◆ What is needed ◆
In this exercise, return the whole listing exactly, excluding any images.

[Data items]
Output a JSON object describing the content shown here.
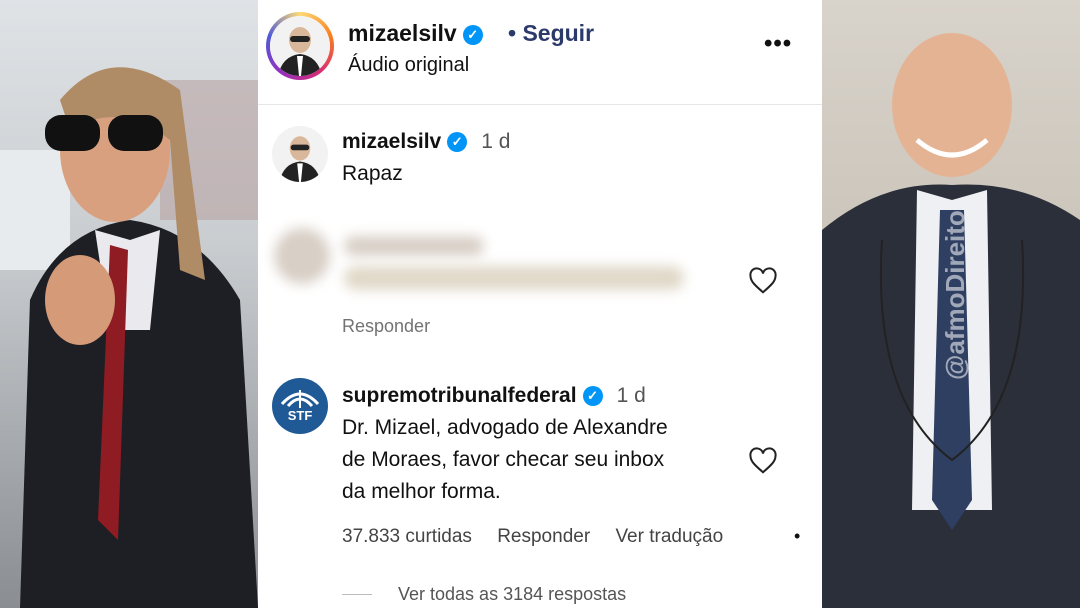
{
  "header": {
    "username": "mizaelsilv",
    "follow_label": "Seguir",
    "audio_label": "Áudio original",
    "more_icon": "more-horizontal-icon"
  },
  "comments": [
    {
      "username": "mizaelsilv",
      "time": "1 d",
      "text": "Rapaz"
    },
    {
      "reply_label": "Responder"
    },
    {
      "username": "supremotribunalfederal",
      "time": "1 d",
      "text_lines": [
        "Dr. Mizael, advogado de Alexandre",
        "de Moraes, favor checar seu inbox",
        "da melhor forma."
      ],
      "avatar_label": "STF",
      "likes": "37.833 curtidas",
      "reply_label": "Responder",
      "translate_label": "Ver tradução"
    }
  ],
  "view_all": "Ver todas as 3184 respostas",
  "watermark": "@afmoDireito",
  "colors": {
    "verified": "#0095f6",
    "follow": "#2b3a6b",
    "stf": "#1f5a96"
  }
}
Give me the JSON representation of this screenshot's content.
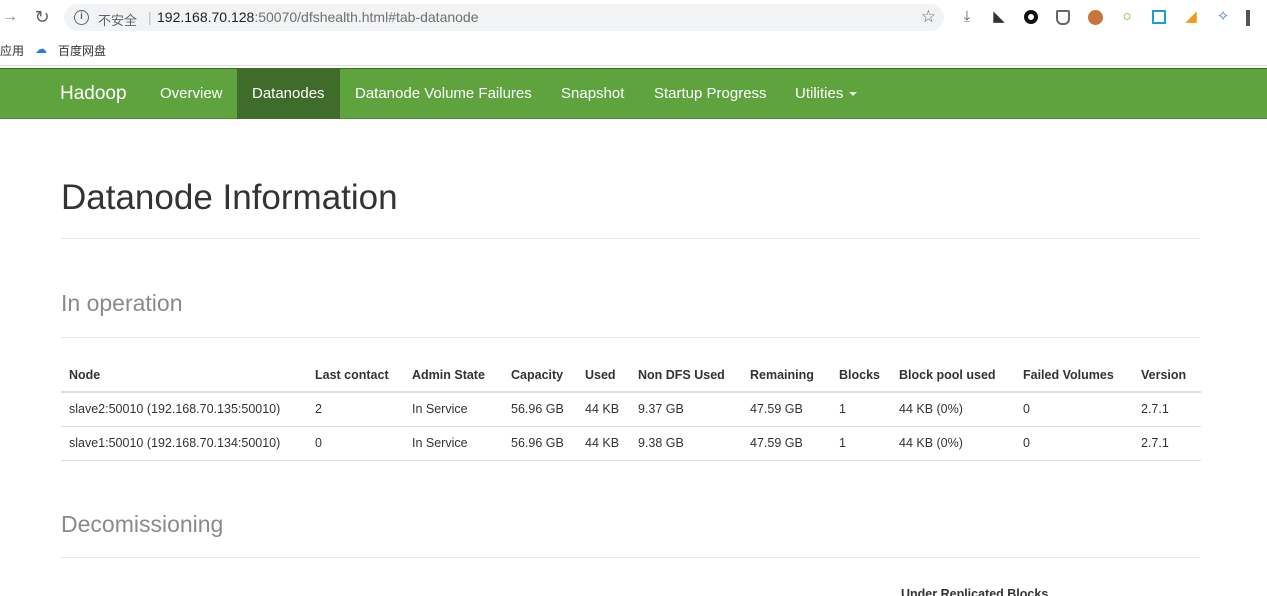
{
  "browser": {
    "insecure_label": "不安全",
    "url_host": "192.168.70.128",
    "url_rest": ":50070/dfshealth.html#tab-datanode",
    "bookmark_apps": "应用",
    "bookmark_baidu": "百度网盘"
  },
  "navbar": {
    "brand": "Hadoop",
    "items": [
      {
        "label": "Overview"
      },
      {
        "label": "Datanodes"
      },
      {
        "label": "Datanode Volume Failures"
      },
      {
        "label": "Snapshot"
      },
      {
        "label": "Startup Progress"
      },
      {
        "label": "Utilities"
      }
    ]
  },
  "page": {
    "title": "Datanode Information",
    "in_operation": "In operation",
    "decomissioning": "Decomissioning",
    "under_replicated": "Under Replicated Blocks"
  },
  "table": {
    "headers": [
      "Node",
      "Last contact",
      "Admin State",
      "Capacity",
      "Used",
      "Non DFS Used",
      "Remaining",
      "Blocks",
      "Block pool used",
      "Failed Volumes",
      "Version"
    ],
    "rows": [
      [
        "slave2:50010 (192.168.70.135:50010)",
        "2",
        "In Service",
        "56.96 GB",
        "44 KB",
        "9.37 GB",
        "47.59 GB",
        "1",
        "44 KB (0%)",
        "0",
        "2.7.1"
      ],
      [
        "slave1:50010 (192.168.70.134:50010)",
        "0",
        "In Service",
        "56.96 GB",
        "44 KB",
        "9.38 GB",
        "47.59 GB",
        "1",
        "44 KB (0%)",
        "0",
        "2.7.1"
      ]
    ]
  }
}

◆ Exercise result ◆
Output a JSON object describing the content shown here.
{
  "header": {
    "username": "mizaelsilv",
    "follow_label": "Seguir",
    "audio_label": "Áudio original",
    "more_icon": "more-horizontal-icon"
  },
  "comments": [
    {
      "username": "mizaelsilv",
      "time": "1 d",
      "text": "Rapaz"
    },
    {
      "reply_label": "Responder"
    },
    {
      "username": "supremotribunalfederal",
      "time": "1 d",
      "text_lines": [
        "Dr. Mizael, advogado de Alexandre",
        "de Moraes, favor checar seu inbox",
        "da melhor forma."
      ],
      "avatar_label": "STF",
      "likes": "37.833 curtidas",
      "reply_label": "Responder",
      "translate_label": "Ver tradução"
    }
  ],
  "view_all": "Ver todas as 3184 respostas",
  "watermark": "@afmoDireito",
  "colors": {
    "verified": "#0095f6",
    "follow": "#2b3a6b",
    "stf": "#1f5a96"
  }
}
Give me the JSON representation of this screenshot's content.
{
  "browser": {
    "insecure_label": "不安全",
    "url_host": "192.168.70.128",
    "url_rest": ":50070/dfshealth.html#tab-datanode",
    "bookmark_apps": "应用",
    "bookmark_baidu": "百度网盘"
  },
  "navbar": {
    "brand": "Hadoop",
    "items": [
      {
        "label": "Overview"
      },
      {
        "label": "Datanodes"
      },
      {
        "label": "Datanode Volume Failures"
      },
      {
        "label": "Snapshot"
      },
      {
        "label": "Startup Progress"
      },
      {
        "label": "Utilities"
      }
    ]
  },
  "page": {
    "title": "Datanode Information",
    "in_operation": "In operation",
    "decomissioning": "Decomissioning",
    "under_replicated": "Under Replicated Blocks"
  },
  "table": {
    "headers": [
      "Node",
      "Last contact",
      "Admin State",
      "Capacity",
      "Used",
      "Non DFS Used",
      "Remaining",
      "Blocks",
      "Block pool used",
      "Failed Volumes",
      "Version"
    ],
    "rows": [
      [
        "slave2:50010 (192.168.70.135:50010)",
        "2",
        "In Service",
        "56.96 GB",
        "44 KB",
        "9.37 GB",
        "47.59 GB",
        "1",
        "44 KB (0%)",
        "0",
        "2.7.1"
      ],
      [
        "slave1:50010 (192.168.70.134:50010)",
        "0",
        "In Service",
        "56.96 GB",
        "44 KB",
        "9.38 GB",
        "47.59 GB",
        "1",
        "44 KB (0%)",
        "0",
        "2.7.1"
      ]
    ]
  }
}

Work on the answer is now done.